--- Start of Data extract ---
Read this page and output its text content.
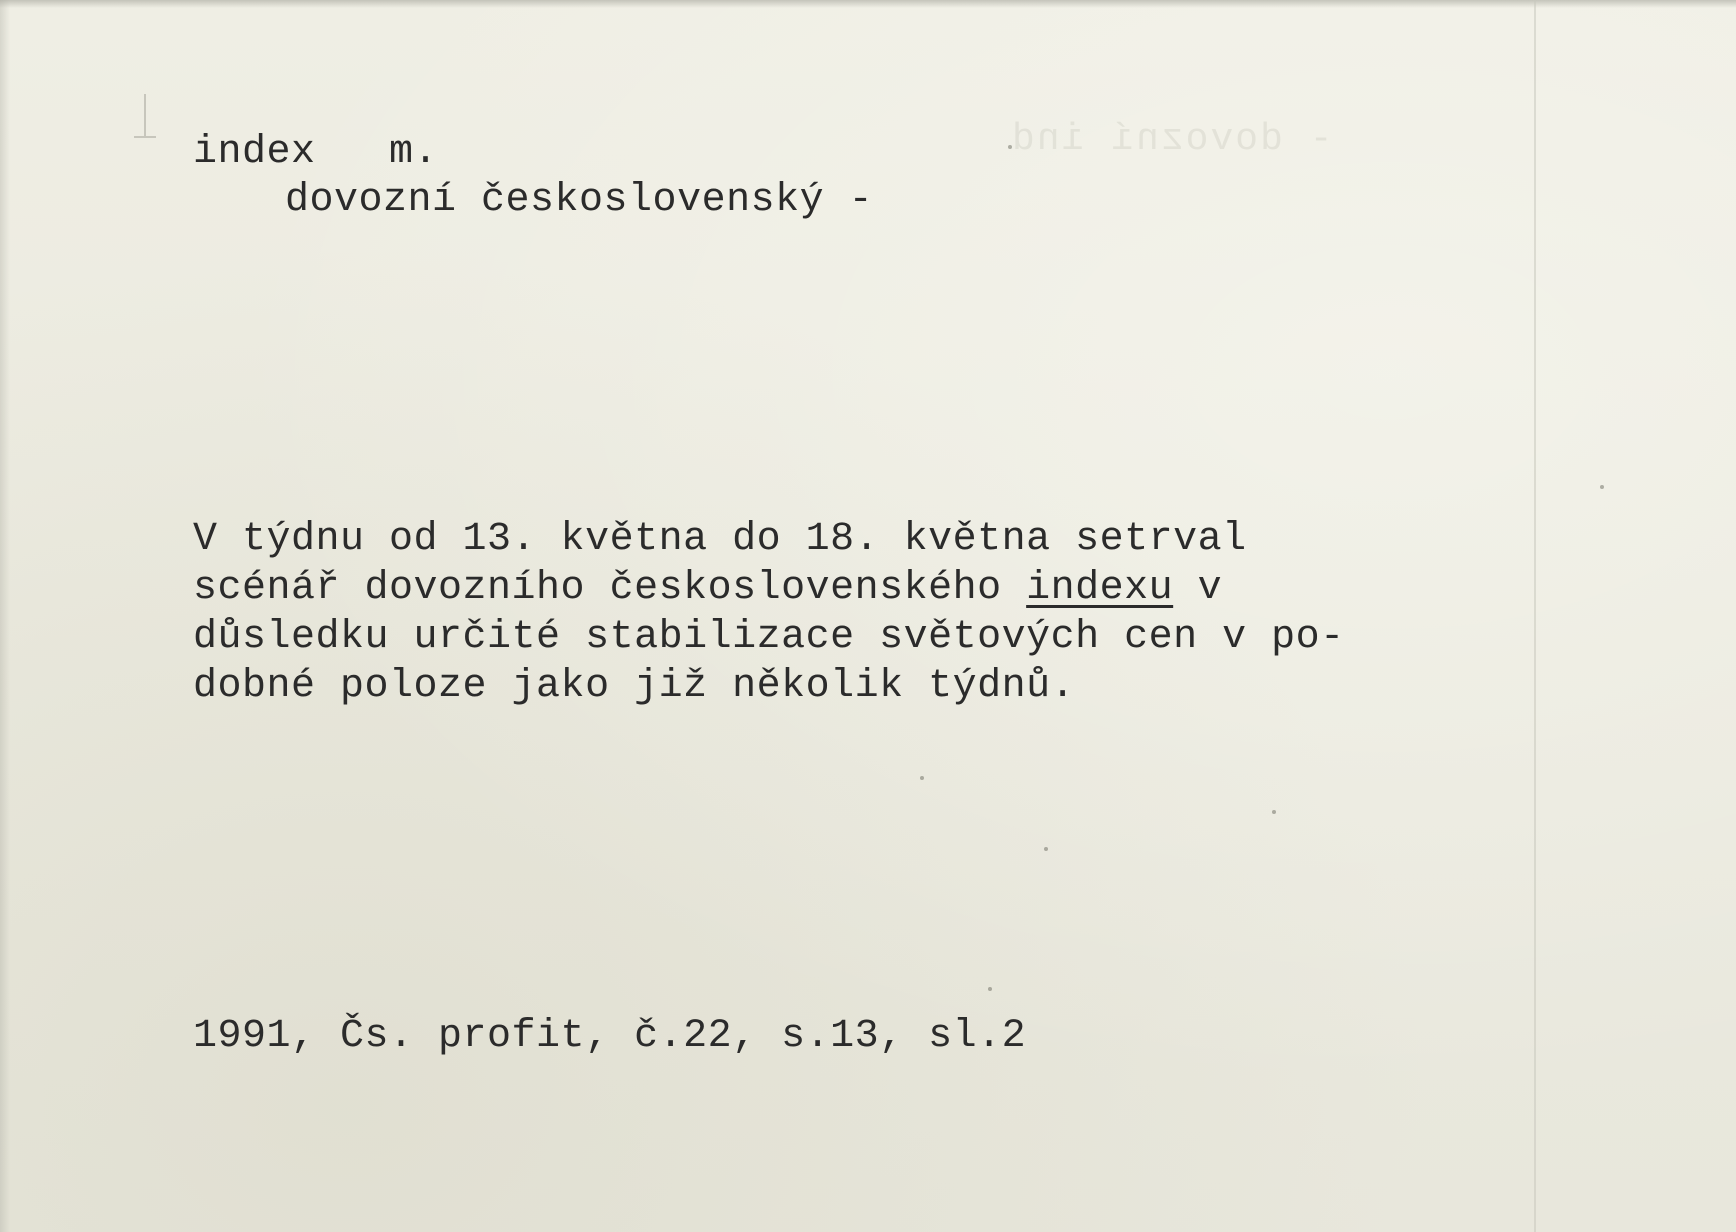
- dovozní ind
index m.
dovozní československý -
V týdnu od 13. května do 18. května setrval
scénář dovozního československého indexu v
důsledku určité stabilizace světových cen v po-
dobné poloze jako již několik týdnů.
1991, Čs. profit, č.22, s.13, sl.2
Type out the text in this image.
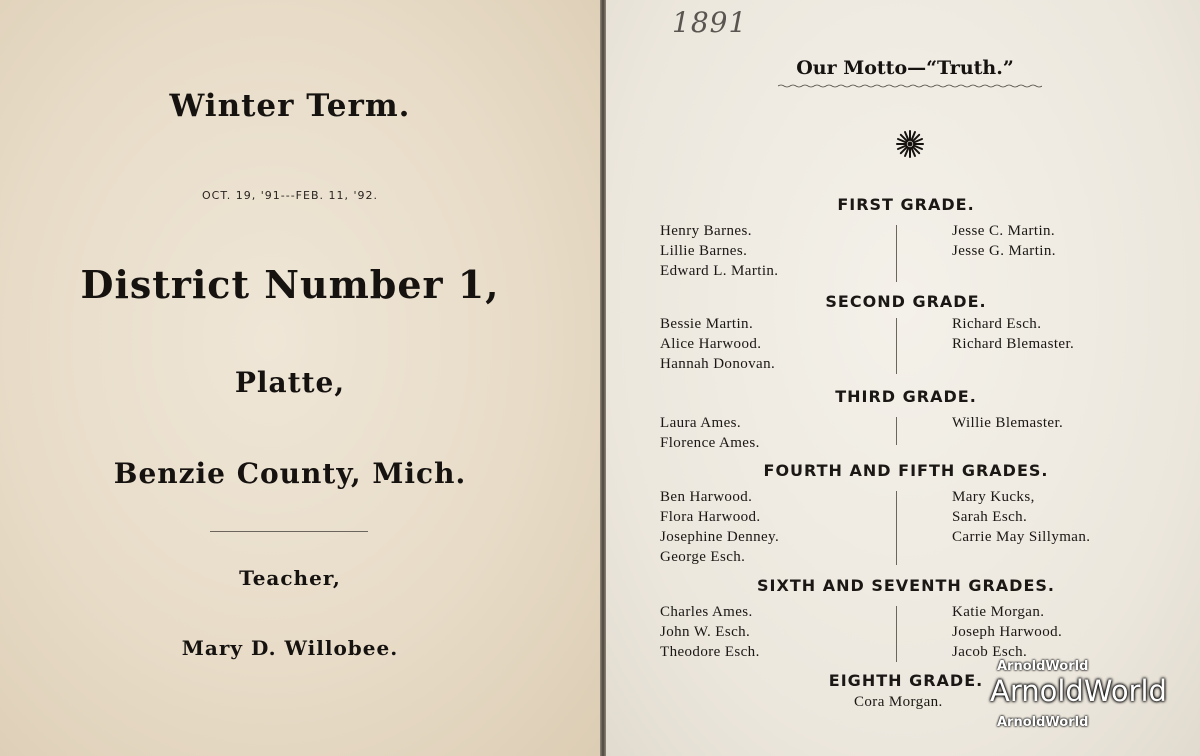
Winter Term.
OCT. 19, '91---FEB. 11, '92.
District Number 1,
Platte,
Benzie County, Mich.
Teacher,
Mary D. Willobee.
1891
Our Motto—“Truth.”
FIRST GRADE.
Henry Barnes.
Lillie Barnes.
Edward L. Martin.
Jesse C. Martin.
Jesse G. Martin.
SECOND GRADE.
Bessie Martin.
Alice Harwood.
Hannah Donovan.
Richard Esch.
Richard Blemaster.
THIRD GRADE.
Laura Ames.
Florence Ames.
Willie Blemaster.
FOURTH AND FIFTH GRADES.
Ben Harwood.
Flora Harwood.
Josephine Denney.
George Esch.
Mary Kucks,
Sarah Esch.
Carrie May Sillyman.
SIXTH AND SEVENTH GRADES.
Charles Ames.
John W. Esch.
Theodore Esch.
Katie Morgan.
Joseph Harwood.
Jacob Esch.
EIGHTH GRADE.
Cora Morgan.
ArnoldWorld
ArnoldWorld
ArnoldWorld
--- End of Data extract ---
Select all lines in the listing that include the word "this".

Read this page and output its text content.
Type out the text in this image.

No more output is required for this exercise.